Given exercise: Copy all lines in which the word "миру" can be found.
— start —
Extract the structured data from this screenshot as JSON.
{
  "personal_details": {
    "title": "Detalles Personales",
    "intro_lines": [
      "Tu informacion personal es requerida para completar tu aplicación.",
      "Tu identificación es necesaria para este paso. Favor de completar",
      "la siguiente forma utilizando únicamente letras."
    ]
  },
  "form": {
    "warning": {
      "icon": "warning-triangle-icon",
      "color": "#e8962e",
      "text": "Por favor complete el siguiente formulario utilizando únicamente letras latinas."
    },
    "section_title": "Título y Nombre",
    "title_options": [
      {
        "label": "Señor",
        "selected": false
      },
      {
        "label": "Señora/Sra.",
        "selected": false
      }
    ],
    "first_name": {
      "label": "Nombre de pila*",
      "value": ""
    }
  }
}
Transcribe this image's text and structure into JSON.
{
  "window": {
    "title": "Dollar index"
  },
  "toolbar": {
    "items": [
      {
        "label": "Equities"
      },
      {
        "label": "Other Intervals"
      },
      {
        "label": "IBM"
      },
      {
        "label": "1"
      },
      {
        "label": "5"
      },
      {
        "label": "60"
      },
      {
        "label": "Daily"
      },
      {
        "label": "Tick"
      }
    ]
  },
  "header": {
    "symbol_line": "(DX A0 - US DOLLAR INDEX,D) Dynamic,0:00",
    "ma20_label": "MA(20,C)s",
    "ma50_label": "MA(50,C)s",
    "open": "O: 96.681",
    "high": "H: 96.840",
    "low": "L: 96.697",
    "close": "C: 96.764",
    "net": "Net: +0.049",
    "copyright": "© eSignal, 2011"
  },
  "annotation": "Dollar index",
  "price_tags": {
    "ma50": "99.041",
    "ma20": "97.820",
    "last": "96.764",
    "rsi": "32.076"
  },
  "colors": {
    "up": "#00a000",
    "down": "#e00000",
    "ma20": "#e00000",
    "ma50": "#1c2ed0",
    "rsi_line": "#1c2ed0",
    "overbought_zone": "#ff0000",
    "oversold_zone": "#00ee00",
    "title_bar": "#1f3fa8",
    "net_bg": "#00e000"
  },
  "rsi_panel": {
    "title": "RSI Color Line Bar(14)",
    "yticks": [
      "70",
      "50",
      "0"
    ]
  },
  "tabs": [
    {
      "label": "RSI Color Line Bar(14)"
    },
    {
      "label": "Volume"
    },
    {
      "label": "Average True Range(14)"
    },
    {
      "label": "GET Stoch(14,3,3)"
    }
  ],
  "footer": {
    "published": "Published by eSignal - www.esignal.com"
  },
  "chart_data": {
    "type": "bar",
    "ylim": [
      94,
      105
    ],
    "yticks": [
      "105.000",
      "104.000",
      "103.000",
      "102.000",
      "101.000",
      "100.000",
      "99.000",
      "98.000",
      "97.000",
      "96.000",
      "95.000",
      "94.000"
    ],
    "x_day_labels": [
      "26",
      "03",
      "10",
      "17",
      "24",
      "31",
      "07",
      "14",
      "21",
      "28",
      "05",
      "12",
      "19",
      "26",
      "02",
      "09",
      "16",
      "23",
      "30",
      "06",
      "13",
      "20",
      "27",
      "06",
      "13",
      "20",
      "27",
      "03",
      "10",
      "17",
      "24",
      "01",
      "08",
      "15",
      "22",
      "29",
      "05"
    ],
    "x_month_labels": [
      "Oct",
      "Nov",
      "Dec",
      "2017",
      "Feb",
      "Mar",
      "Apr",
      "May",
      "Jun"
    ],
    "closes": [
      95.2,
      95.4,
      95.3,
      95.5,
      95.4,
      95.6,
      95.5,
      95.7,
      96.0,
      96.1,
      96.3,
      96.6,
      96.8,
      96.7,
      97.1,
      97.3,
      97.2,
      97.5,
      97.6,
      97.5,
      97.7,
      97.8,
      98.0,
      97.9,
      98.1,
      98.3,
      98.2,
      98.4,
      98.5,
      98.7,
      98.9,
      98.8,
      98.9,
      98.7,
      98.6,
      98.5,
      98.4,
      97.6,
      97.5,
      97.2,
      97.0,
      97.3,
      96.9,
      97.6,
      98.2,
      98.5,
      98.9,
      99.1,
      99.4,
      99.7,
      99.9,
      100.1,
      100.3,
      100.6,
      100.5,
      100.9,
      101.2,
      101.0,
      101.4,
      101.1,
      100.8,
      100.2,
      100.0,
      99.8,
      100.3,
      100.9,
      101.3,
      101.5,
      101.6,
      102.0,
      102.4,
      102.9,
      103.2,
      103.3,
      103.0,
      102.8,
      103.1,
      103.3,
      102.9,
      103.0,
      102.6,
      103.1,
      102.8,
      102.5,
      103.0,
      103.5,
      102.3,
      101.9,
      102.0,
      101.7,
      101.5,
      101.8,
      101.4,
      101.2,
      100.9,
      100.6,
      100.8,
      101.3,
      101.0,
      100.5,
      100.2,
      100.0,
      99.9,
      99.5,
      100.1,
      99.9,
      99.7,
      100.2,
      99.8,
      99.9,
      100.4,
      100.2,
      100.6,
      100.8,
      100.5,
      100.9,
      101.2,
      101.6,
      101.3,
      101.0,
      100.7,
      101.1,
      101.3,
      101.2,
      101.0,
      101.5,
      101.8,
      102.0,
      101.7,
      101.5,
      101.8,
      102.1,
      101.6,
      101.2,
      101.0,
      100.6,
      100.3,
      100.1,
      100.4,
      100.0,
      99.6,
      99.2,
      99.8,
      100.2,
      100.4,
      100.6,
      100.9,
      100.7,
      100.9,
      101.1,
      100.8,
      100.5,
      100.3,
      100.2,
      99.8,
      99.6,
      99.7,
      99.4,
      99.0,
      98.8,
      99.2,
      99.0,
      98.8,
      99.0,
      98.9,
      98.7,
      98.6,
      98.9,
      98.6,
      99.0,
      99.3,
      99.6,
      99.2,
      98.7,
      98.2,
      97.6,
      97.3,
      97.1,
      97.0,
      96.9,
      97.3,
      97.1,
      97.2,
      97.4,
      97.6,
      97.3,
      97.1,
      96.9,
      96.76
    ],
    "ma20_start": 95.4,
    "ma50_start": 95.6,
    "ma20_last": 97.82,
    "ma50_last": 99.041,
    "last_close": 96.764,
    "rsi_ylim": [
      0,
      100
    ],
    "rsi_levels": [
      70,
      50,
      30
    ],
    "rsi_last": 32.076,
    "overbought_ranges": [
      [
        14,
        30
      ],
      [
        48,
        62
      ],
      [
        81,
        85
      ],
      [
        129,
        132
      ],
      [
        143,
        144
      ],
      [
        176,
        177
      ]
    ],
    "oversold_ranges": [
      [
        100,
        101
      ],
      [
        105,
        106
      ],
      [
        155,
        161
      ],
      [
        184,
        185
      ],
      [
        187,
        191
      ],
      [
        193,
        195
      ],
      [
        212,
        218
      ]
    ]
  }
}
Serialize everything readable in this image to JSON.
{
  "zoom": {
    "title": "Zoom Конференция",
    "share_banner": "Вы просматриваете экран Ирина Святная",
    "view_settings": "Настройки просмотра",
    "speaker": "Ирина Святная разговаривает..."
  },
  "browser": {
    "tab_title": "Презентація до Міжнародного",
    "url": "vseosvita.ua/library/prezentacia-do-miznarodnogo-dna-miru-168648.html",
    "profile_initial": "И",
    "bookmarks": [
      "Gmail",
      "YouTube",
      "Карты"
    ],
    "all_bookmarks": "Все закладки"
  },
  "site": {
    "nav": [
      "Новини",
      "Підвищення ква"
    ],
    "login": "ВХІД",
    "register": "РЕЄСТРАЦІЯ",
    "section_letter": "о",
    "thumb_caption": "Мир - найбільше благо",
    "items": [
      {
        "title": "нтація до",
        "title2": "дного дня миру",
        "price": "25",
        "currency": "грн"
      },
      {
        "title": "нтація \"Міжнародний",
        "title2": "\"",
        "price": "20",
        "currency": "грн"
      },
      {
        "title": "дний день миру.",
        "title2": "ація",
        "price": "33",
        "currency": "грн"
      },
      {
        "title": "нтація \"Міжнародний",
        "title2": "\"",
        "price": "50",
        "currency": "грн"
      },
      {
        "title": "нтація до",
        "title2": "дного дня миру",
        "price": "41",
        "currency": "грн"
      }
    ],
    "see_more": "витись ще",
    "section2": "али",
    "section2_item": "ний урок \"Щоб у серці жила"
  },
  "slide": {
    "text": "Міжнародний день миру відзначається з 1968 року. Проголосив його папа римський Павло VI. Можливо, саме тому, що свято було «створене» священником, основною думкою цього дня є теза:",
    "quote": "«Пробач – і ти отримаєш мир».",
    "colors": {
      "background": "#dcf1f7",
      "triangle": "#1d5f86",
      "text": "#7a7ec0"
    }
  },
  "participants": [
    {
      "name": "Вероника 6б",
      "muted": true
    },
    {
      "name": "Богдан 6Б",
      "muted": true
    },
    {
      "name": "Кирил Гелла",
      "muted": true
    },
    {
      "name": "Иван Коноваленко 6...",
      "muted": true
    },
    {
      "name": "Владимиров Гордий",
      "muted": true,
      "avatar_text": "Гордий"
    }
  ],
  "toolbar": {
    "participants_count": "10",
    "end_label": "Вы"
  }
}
— end —
Response:
        "title2": "дного дня миру",
        "title": "дний день миру.",
        "title2": "дного дня миру",
    "text": "Міжнародний день миру відзначається з 1968 року. Проголосив його папа римський Павло VI. Можливо, саме тому, що свято було «створене» священником, основною думкою цього дня є теза:",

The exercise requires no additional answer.